[Data items]
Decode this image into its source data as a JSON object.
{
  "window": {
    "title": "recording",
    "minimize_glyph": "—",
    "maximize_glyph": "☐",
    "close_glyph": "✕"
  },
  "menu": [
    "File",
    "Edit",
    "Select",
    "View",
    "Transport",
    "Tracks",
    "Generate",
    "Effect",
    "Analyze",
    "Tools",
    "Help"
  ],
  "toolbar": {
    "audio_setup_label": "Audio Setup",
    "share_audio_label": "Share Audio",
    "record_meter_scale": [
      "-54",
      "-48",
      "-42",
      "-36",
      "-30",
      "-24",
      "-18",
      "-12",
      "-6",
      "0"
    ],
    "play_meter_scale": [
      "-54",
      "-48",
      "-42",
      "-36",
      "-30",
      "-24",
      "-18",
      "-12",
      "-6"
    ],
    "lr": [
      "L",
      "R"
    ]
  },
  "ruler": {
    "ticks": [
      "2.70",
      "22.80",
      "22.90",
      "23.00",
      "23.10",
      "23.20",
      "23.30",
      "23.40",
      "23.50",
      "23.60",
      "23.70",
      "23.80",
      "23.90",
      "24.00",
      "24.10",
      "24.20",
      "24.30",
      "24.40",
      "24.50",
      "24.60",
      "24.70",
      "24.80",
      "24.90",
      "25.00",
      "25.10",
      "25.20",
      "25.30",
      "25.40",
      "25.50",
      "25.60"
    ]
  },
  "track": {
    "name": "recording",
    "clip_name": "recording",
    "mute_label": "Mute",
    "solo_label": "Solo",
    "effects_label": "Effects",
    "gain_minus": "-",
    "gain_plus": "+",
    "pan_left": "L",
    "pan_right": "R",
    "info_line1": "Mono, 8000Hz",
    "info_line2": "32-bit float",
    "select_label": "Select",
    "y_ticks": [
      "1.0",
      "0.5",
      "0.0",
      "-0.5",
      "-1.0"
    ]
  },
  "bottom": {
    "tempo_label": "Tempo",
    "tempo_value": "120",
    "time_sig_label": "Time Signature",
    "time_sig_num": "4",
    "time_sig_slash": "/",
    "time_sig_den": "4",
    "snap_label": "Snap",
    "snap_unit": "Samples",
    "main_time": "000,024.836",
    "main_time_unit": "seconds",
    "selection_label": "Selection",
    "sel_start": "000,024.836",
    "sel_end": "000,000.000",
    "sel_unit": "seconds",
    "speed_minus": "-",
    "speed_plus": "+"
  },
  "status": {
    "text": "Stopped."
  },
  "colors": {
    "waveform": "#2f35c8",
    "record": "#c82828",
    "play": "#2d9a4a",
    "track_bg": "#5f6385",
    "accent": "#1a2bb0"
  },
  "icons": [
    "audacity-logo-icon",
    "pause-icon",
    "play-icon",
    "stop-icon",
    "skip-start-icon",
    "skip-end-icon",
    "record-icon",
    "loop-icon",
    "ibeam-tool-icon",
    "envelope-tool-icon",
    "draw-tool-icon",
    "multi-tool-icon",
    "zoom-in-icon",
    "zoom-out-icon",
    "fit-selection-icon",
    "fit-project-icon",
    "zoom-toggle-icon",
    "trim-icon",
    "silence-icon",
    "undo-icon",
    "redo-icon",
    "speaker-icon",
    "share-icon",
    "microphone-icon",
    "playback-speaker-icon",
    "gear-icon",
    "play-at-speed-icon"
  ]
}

Exercise instructions: Pick out the lines that have the word "Audio". Copy them all.

Response:
    "audio_setup_label": "Audio Setup",
    "share_audio_label": "Share Audio",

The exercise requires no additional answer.